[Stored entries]
— Start —
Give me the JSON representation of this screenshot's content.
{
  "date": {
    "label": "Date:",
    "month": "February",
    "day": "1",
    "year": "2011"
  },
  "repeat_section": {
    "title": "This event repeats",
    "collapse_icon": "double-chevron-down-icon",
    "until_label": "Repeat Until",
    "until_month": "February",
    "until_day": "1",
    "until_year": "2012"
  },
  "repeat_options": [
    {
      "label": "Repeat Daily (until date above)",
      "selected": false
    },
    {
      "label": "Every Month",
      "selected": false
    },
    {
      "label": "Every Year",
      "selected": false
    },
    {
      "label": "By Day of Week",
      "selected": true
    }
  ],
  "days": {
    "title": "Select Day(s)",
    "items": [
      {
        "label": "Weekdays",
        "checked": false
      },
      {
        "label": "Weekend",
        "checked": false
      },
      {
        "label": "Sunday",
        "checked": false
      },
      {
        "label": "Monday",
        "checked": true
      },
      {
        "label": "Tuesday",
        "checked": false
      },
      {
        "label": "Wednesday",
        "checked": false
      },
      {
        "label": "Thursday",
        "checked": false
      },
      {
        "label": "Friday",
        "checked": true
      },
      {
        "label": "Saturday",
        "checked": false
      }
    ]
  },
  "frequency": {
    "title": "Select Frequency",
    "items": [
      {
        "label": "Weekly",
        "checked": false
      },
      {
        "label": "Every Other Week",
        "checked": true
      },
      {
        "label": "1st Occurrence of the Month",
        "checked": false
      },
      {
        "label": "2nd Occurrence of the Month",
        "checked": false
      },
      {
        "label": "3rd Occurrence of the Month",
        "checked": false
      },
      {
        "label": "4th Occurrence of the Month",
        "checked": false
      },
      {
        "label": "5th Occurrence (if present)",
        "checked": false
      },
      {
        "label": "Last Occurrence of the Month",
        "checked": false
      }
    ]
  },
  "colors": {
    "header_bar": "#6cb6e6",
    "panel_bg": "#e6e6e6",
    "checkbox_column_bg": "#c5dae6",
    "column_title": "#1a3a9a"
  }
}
— End —
— Start —
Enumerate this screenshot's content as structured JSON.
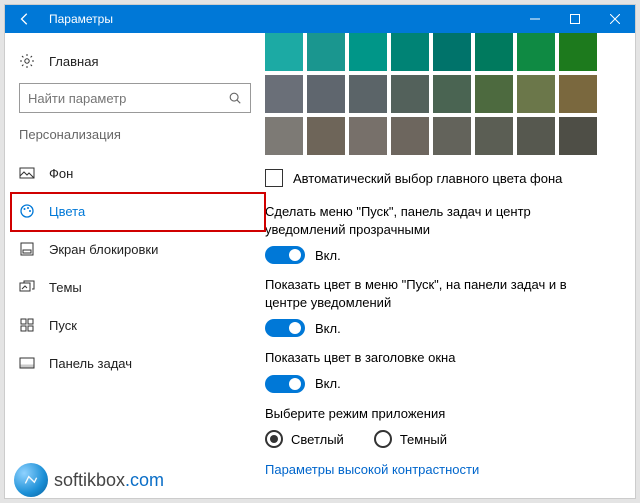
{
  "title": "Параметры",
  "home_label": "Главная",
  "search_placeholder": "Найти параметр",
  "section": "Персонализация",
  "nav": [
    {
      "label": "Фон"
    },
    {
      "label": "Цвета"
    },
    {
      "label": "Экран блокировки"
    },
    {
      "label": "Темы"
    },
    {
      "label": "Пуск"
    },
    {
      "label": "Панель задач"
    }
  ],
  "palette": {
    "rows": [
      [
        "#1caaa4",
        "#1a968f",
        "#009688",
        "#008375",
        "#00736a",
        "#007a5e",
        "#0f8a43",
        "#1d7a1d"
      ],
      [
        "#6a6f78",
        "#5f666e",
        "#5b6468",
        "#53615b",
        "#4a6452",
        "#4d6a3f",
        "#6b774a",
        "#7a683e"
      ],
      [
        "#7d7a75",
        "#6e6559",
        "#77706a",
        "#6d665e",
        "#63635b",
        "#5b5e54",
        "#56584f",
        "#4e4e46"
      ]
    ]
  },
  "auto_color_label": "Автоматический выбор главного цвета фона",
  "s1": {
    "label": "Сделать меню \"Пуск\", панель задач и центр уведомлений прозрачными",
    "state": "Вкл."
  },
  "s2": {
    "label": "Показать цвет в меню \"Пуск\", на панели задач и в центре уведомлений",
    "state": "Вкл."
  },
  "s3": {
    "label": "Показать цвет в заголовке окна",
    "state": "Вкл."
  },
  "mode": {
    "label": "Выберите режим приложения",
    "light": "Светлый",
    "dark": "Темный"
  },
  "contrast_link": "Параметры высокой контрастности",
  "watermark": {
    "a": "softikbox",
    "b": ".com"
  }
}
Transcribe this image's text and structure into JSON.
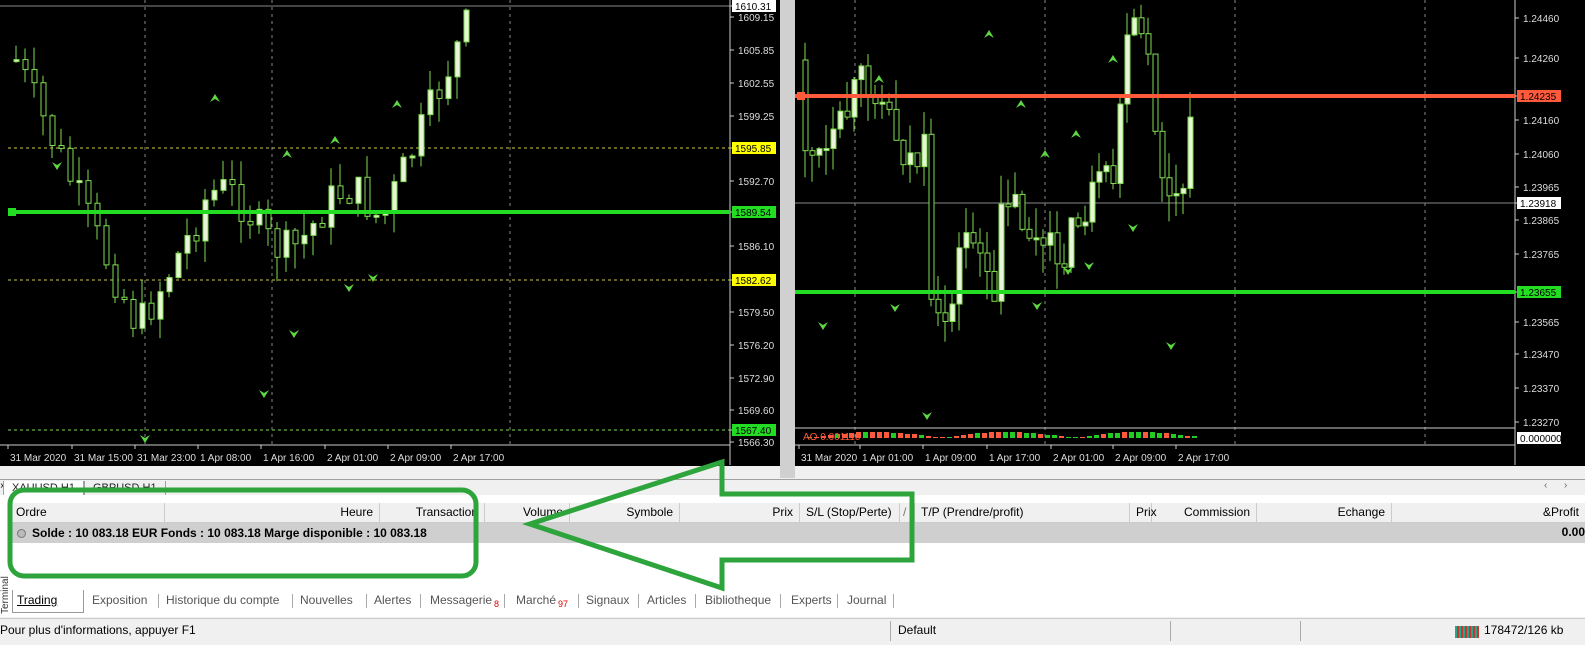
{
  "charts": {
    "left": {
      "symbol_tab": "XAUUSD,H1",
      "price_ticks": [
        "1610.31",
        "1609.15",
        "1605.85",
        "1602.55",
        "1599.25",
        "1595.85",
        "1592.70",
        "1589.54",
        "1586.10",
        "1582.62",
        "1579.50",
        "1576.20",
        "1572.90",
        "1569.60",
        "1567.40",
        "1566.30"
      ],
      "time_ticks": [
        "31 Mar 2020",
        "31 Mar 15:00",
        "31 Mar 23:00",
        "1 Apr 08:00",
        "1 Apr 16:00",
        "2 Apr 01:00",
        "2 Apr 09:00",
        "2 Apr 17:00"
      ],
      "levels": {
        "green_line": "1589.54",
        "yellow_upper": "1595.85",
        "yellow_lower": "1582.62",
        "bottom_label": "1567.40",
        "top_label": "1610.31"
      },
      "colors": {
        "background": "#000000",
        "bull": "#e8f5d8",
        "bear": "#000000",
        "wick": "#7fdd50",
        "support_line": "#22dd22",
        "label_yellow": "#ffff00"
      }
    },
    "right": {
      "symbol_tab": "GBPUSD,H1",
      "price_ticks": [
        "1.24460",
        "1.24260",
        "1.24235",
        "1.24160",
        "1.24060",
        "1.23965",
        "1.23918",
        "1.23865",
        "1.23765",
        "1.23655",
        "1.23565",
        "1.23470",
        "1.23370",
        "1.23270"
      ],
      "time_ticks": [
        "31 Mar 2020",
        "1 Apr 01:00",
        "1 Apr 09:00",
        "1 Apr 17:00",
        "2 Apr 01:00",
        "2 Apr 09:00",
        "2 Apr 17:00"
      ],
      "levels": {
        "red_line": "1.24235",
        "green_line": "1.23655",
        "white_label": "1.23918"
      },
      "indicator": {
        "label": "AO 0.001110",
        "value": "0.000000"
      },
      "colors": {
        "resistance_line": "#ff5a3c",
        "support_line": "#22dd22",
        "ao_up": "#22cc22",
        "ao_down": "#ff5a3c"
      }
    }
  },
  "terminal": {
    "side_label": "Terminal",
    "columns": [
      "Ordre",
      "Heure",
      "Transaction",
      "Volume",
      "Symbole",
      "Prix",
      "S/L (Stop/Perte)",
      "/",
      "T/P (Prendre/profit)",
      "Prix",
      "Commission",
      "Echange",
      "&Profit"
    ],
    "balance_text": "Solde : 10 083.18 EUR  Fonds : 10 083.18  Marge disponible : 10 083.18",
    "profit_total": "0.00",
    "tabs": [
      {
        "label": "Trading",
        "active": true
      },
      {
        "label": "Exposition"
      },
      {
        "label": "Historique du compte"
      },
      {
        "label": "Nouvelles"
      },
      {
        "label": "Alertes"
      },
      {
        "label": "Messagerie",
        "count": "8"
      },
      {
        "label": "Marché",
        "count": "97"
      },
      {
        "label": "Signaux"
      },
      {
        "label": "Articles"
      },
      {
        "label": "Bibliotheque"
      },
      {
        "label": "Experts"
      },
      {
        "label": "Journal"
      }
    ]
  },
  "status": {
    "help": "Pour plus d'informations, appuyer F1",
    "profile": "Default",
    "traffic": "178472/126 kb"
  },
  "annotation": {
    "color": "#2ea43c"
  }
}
— End —
— Start —
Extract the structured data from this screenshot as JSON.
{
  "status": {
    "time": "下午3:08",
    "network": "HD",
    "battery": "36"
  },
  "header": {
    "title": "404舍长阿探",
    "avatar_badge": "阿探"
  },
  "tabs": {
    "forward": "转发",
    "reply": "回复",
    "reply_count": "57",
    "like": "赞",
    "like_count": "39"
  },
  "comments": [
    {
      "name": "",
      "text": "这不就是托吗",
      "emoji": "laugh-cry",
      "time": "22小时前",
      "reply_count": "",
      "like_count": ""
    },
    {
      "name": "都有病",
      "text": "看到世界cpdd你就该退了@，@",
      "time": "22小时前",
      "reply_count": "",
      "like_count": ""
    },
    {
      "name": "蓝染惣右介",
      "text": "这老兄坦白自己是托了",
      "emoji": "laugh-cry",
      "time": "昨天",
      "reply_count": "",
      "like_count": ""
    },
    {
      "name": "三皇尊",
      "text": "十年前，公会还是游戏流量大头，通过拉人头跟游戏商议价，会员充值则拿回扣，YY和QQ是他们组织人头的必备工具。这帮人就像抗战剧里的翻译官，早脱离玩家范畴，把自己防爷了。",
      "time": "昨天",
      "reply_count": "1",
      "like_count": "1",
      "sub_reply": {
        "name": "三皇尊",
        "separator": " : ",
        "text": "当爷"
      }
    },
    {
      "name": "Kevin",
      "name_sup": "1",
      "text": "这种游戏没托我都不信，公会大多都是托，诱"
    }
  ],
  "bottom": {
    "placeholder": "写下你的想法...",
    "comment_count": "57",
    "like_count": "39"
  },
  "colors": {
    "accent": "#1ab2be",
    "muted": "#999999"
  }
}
— End —
Task directions:
Copy and report every line where the word "задач" is present.

Full solution:
      "label": "Панель задач"
    "label": "Сделать меню \"Пуск\", панель задач и центр уведомлений прозрачными",
    "label": "Показать цвет в меню \"Пуск\", на панели задач и в центре уведомлений",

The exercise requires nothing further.